(Items from a data source)
◆ ◆ ◆ ◆ ◆ ◆ ◆

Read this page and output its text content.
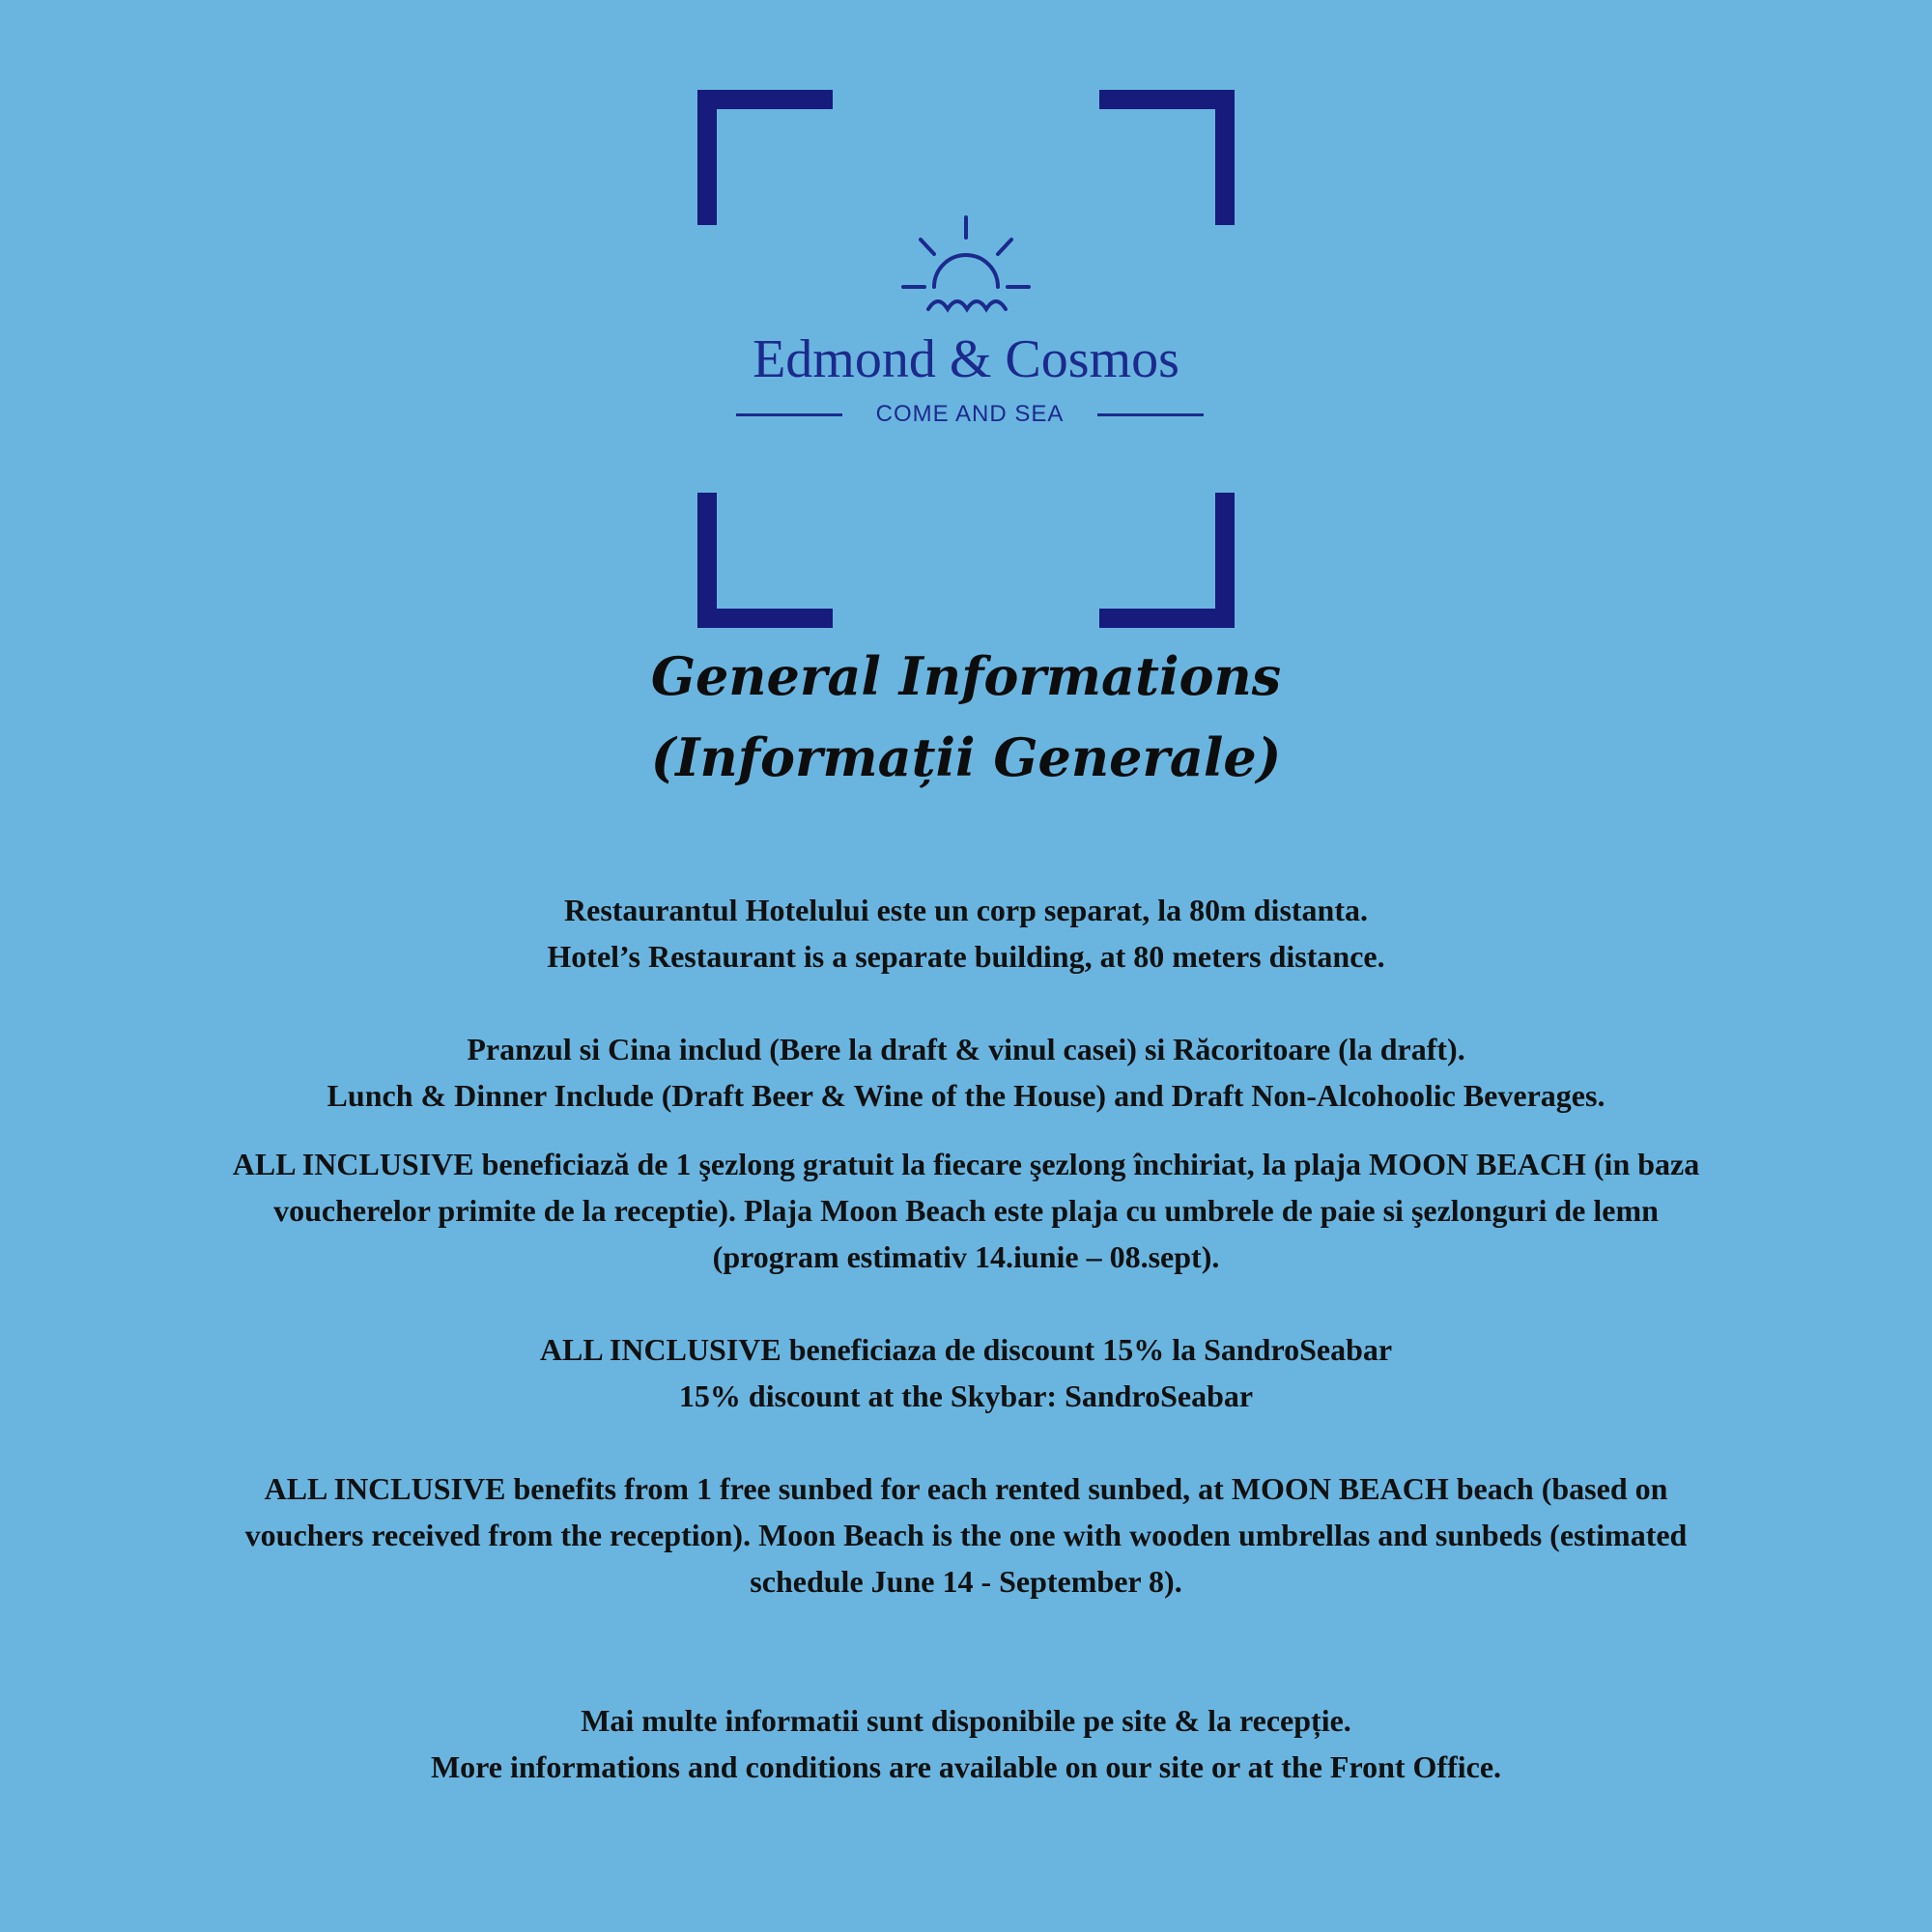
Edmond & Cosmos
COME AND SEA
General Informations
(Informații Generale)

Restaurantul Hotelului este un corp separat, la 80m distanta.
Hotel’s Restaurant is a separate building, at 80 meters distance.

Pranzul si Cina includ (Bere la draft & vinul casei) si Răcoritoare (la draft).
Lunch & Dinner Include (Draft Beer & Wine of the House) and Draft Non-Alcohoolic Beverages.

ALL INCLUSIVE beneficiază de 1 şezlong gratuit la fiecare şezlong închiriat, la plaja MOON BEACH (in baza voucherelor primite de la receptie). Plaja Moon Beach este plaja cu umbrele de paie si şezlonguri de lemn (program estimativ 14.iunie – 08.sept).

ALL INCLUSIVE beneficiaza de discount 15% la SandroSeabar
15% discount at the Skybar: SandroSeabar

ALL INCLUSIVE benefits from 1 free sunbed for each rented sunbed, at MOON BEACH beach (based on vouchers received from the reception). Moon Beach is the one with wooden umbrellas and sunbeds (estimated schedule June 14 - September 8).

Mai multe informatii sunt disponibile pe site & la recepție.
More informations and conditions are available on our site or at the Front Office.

◆ ◆ ◆ ◆ ◆ ◆ ◆

#### [What you need to do]
Locate all lines in the listing above with the word "MOON". Copy them.

#### [Written response]
ALL INCLUSIVE beneficiază de 1 şezlong gratuit la fiecare şezlong închiriat, la plaja MOON BEACH (in baza voucherelor primite de la receptie). Plaja Moon Beach este plaja cu umbrele de paie si şezlonguri de lemn (program estimativ 14.iunie – 08.sept).
ALL INCLUSIVE benefits from 1 free sunbed for each rented sunbed, at MOON BEACH beach (based on vouchers received from the reception). Moon Beach is the one with wooden umbrellas and sunbeds (estimated schedule June 14 - September 8).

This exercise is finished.